=== REQUEST ===
Restate the complete material exactly.

=== DATA RECORDS ===
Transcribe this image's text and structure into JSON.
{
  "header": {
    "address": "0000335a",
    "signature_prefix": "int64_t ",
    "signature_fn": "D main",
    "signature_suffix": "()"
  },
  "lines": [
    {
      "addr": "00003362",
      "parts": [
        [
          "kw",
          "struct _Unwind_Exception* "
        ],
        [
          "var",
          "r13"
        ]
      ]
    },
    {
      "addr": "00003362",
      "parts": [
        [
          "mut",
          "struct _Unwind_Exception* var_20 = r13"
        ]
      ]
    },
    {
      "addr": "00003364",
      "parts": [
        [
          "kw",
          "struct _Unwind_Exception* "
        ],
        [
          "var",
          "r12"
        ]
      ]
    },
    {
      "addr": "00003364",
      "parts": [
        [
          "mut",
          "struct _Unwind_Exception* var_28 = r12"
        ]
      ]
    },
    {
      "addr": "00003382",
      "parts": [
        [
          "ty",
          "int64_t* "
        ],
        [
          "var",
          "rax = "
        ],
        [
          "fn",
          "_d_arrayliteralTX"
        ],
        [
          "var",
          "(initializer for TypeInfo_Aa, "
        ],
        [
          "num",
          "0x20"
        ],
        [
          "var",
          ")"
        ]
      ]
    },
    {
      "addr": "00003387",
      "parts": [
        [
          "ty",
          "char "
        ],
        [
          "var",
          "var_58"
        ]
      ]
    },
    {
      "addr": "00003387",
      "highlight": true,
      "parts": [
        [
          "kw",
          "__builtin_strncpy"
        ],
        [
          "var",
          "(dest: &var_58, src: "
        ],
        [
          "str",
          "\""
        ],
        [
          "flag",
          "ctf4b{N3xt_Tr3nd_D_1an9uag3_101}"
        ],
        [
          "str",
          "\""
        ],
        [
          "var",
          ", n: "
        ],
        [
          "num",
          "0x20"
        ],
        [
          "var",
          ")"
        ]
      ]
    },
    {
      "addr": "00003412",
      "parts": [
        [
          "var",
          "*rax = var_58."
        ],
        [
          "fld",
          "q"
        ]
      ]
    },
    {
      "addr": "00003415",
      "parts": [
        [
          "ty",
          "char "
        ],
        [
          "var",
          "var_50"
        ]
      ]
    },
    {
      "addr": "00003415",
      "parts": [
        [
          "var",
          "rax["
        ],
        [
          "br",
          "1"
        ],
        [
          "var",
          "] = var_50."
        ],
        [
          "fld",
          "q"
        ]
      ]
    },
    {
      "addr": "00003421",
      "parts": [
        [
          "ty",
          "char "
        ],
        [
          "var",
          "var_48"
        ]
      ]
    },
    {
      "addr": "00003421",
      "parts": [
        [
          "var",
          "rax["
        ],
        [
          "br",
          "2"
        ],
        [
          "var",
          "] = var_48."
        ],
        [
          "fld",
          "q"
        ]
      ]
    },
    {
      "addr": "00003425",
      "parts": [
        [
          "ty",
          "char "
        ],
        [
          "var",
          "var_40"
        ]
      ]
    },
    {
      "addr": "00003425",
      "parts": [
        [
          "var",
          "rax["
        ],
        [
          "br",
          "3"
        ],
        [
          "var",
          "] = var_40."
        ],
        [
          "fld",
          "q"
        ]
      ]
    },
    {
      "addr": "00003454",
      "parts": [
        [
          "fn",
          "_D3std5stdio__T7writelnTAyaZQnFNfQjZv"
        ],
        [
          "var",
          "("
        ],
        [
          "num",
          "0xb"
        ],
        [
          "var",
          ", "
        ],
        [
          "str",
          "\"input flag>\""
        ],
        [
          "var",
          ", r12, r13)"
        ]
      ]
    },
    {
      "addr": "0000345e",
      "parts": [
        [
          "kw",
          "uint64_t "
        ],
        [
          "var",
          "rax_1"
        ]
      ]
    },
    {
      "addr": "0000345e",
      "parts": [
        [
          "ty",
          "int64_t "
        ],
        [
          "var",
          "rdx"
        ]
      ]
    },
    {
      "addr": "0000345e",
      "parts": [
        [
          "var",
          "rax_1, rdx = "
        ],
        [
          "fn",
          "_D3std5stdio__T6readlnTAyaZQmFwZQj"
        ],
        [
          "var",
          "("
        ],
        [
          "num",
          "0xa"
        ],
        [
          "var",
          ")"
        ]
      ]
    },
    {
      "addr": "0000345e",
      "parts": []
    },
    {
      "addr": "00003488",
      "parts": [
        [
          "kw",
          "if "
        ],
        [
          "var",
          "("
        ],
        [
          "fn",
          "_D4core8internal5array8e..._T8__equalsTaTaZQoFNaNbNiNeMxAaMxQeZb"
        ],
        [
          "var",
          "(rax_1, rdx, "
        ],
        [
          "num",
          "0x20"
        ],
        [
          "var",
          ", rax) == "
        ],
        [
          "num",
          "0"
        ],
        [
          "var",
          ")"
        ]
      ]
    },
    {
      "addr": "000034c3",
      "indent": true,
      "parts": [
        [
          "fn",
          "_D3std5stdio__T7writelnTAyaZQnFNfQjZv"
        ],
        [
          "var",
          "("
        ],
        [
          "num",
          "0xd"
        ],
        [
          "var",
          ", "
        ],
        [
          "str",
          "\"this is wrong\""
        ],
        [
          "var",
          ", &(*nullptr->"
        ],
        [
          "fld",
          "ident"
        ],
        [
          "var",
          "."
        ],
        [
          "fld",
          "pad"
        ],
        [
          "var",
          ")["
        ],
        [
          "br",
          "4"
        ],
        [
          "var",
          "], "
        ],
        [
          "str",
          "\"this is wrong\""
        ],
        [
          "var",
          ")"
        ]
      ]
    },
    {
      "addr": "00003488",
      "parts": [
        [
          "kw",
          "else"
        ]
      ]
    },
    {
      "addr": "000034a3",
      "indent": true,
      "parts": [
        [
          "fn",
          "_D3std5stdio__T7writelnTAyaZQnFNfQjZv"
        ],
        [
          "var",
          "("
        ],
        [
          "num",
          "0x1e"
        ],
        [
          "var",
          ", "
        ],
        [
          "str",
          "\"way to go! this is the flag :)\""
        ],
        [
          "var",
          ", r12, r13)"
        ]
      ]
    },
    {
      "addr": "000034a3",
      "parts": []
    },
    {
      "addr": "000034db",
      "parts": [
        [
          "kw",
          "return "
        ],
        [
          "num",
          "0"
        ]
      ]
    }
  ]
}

=== WRITTEN ANSWER ===
Transcribe this image's text and structure into JSON.
{
  "header": {
    "address": "0000335a",
    "signature_prefix": "int64_t ",
    "signature_fn": "D main",
    "signature_suffix": "()"
  },
  "lines": [
    {
      "addr": "00003362",
      "parts": [
        [
          "kw",
          "struct _Unwind_Exception* "
        ],
        [
          "var",
          "r13"
        ]
      ]
    },
    {
      "addr": "00003362",
      "parts": [
        [
          "mut",
          "struct _Unwind_Exception* var_20 = r13"
        ]
      ]
    },
    {
      "addr": "00003364",
      "parts": [
        [
          "kw",
          "struct _Unwind_Exception* "
        ],
        [
          "var",
          "r12"
        ]
      ]
    },
    {
      "addr": "00003364",
      "parts": [
        [
          "mut",
          "struct _Unwind_Exception* var_28 = r12"
        ]
      ]
    },
    {
      "addr": "00003382",
      "parts": [
        [
          "ty",
          "int64_t* "
        ],
        [
          "var",
          "rax = "
        ],
        [
          "fn",
          "_d_arrayliteralTX"
        ],
        [
          "var",
          "(initializer for TypeInfo_Aa, "
        ],
        [
          "num",
          "0x20"
        ],
        [
          "var",
          ")"
        ]
      ]
    },
    {
      "addr": "00003387",
      "parts": [
        [
          "ty",
          "char "
        ],
        [
          "var",
          "var_58"
        ]
      ]
    },
    {
      "addr": "00003387",
      "highlight": true,
      "parts": [
        [
          "kw",
          "__builtin_strncpy"
        ],
        [
          "var",
          "(dest: &var_58, src: "
        ],
        [
          "str",
          "\""
        ],
        [
          "flag",
          "ctf4b{N3xt_Tr3nd_D_1an9uag3_101}"
        ],
        [
          "str",
          "\""
        ],
        [
          "var",
          ", n: "
        ],
        [
          "num",
          "0x20"
        ],
        [
          "var",
          ")"
        ]
      ]
    },
    {
      "addr": "00003412",
      "parts": [
        [
          "var",
          "*rax = var_58."
        ],
        [
          "fld",
          "q"
        ]
      ]
    },
    {
      "addr": "00003415",
      "parts": [
        [
          "ty",
          "char "
        ],
        [
          "var",
          "var_50"
        ]
      ]
    },
    {
      "addr": "00003415",
      "parts": [
        [
          "var",
          "rax["
        ],
        [
          "br",
          "1"
        ],
        [
          "var",
          "] = var_50."
        ],
        [
          "fld",
          "q"
        ]
      ]
    },
    {
      "addr": "00003421",
      "parts": [
        [
          "ty",
          "char "
        ],
        [
          "var",
          "var_48"
        ]
      ]
    },
    {
      "addr": "00003421",
      "parts": [
        [
          "var",
          "rax["
        ],
        [
          "br",
          "2"
        ],
        [
          "var",
          "] = var_48."
        ],
        [
          "fld",
          "q"
        ]
      ]
    },
    {
      "addr": "00003425",
      "parts": [
        [
          "ty",
          "char "
        ],
        [
          "var",
          "var_40"
        ]
      ]
    },
    {
      "addr": "00003425",
      "parts": [
        [
          "var",
          "rax["
        ],
        [
          "br",
          "3"
        ],
        [
          "var",
          "] = var_40."
        ],
        [
          "fld",
          "q"
        ]
      ]
    },
    {
      "addr": "00003454",
      "parts": [
        [
          "fn",
          "_D3std5stdio__T7writelnTAyaZQnFNfQjZv"
        ],
        [
          "var",
          "("
        ],
        [
          "num",
          "0xb"
        ],
        [
          "var",
          ", "
        ],
        [
          "str",
          "\"input flag>\""
        ],
        [
          "var",
          ", r12, r13)"
        ]
      ]
    },
    {
      "addr": "0000345e",
      "parts": [
        [
          "kw",
          "uint64_t "
        ],
        [
          "var",
          "rax_1"
        ]
      ]
    },
    {
      "addr": "0000345e",
      "parts": [
        [
          "ty",
          "int64_t "
        ],
        [
          "var",
          "rdx"
        ]
      ]
    },
    {
      "addr": "0000345e",
      "parts": [
        [
          "var",
          "rax_1, rdx = "
        ],
        [
          "fn",
          "_D3std5stdio__T6readlnTAyaZQmFwZQj"
        ],
        [
          "var",
          "("
        ],
        [
          "num",
          "0xa"
        ],
        [
          "var",
          ")"
        ]
      ]
    },
    {
      "addr": "0000345e",
      "parts": []
    },
    {
      "addr": "00003488",
      "parts": [
        [
          "kw",
          "if "
        ],
        [
          "var",
          "("
        ],
        [
          "fn",
          "_D4core8internal5array8e..._T8__equalsTaTaZQoFNaNbNiNeMxAaMxQeZb"
        ],
        [
          "var",
          "(rax_1, rdx, "
        ],
        [
          "num",
          "0x20"
        ],
        [
          "var",
          ", rax) == "
        ],
        [
          "num",
          "0"
        ],
        [
          "var",
          ")"
        ]
      ]
    },
    {
      "addr": "000034c3",
      "indent": true,
      "parts": [
        [
          "fn",
          "_D3std5stdio__T7writelnTAyaZQnFNfQjZv"
        ],
        [
          "var",
          "("
        ],
        [
          "num",
          "0xd"
        ],
        [
          "var",
          ", "
        ],
        [
          "str",
          "\"this is wrong\""
        ],
        [
          "var",
          ", &(*nullptr->"
        ],
        [
          "fld",
          "ident"
        ],
        [
          "var",
          "."
        ],
        [
          "fld",
          "pad"
        ],
        [
          "var",
          ")["
        ],
        [
          "br",
          "4"
        ],
        [
          "var",
          "], "
        ],
        [
          "str",
          "\"this is wrong\""
        ],
        [
          "var",
          ")"
        ]
      ]
    },
    {
      "addr": "00003488",
      "parts": [
        [
          "kw",
          "else"
        ]
      ]
    },
    {
      "addr": "000034a3",
      "indent": true,
      "parts": [
        [
          "fn",
          "_D3std5stdio__T7writelnTAyaZQnFNfQjZv"
        ],
        [
          "var",
          "("
        ],
        [
          "num",
          "0x1e"
        ],
        [
          "var",
          ", "
        ],
        [
          "str",
          "\"way to go! this is the flag :)\""
        ],
        [
          "var",
          ", r12, r13)"
        ]
      ]
    },
    {
      "addr": "000034a3",
      "parts": []
    },
    {
      "addr": "000034db",
      "parts": [
        [
          "kw",
          "return "
        ],
        [
          "num",
          "0"
        ]
      ]
    }
  ]
}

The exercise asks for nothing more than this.